┏━━

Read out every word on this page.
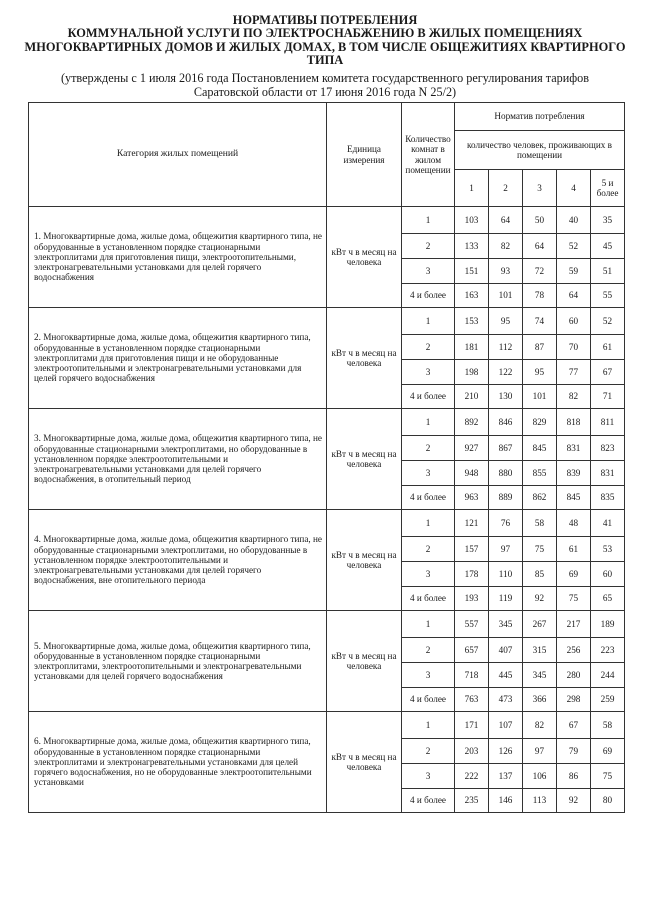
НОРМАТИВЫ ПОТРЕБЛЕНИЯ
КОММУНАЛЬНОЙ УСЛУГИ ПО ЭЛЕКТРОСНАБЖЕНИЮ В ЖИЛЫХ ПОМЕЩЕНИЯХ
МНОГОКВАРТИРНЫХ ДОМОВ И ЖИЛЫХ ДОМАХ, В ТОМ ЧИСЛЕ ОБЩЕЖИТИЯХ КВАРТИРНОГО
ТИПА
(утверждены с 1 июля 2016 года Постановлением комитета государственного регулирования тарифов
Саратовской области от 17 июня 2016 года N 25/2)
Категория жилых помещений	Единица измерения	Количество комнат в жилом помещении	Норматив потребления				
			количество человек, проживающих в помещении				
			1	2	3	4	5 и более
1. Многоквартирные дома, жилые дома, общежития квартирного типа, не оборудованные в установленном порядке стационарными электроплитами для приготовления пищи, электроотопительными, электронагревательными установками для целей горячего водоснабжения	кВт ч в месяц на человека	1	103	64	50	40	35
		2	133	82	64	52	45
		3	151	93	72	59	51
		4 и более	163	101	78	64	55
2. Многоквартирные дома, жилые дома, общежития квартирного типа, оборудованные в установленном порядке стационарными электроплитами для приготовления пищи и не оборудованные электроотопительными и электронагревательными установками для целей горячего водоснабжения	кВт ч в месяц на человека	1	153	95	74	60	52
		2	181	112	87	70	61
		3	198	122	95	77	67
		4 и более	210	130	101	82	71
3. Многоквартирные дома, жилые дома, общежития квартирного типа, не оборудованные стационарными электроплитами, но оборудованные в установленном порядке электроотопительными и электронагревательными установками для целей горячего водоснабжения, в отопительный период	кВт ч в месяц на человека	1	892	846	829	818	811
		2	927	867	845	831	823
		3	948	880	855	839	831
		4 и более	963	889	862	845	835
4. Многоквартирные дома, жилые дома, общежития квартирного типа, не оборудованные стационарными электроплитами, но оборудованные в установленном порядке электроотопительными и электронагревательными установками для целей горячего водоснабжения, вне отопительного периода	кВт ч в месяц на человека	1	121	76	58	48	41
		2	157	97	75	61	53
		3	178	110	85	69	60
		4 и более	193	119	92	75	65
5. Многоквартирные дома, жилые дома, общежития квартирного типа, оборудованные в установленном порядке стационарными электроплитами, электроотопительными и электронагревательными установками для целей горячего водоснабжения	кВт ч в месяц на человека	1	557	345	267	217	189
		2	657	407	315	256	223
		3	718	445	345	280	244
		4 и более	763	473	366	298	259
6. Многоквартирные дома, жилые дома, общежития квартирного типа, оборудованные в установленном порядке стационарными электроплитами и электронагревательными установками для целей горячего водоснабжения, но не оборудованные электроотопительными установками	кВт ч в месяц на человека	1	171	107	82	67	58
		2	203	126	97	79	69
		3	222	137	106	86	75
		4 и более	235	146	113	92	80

┗━━

WRITTEN EXERCISE: Sift through the entries and copy every line with "приготовления".

COMPLETED TASK:
1. Многоквартирные дома, жилые дома, общежития квартирного типа, не оборудованные в установленном порядке стационарными электроплитами для приготовления пищи, электроотопительными, электронагревательными установками для целей горячего водоснабжения	кВт ч в месяц на человека	1	103	64	50	40	35
2. Многоквартирные дома, жилые дома, общежития квартирного типа, оборудованные в установленном порядке стационарными электроплитами для приготовления пищи и не оборудованные электроотопительными и электронагревательными установками для целей горячего водоснабжения	кВт ч в месяц на человека	1	153	95	74	60	52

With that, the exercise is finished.